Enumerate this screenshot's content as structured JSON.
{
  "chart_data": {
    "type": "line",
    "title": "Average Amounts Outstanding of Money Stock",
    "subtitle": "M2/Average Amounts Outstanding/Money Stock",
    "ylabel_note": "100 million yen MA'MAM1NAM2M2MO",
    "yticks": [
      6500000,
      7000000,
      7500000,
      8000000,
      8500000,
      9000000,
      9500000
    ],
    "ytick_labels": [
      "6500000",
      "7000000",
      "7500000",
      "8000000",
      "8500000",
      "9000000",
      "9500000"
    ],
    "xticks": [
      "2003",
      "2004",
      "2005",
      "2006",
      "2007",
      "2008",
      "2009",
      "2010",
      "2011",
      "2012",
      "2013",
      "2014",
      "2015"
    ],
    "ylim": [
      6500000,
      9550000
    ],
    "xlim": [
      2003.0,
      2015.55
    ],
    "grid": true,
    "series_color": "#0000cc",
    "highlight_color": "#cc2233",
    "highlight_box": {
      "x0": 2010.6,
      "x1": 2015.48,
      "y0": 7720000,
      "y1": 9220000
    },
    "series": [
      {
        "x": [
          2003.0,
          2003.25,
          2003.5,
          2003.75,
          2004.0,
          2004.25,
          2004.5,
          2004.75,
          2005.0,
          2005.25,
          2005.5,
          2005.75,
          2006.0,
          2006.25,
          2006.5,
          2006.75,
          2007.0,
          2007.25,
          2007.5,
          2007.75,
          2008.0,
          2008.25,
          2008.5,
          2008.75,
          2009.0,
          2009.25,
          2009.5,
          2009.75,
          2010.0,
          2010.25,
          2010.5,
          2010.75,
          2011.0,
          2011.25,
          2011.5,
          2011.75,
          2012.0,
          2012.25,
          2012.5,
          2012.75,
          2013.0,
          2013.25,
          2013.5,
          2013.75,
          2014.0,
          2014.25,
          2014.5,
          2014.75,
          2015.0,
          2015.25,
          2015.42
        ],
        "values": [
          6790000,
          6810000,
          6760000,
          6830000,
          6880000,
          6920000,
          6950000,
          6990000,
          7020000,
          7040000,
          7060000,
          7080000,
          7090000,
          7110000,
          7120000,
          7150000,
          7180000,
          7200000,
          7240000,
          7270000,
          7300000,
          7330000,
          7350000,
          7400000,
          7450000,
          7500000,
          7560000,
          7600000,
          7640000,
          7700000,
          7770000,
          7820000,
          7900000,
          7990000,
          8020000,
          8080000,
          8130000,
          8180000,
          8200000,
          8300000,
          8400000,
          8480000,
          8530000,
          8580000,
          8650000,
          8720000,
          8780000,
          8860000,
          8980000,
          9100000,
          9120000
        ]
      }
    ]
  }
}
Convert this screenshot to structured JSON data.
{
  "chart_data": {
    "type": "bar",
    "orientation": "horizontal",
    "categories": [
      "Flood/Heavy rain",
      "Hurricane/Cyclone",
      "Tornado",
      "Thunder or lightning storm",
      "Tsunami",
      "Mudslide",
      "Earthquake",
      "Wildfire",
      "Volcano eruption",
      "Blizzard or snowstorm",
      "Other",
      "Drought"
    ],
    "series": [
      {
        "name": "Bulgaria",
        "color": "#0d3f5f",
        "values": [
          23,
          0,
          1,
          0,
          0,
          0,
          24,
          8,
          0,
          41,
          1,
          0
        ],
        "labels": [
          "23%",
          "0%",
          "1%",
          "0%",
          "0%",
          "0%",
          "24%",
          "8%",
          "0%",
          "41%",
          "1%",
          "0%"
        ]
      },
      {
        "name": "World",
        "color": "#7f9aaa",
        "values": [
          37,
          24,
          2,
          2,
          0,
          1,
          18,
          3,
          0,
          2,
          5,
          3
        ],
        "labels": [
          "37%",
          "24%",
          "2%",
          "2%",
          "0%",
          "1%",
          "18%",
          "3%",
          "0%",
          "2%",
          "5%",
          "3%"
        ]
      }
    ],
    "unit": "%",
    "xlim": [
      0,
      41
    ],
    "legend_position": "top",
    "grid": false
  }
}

□ □ □ □ □ □ □

**Exercise brief**. Locate each line with the word "Outstanding" and copy it.

**Result**.
    "title": "Average Amounts Outstanding of Money Stock",
    "subtitle": "M2/Average Amounts Outstanding/Money Stock",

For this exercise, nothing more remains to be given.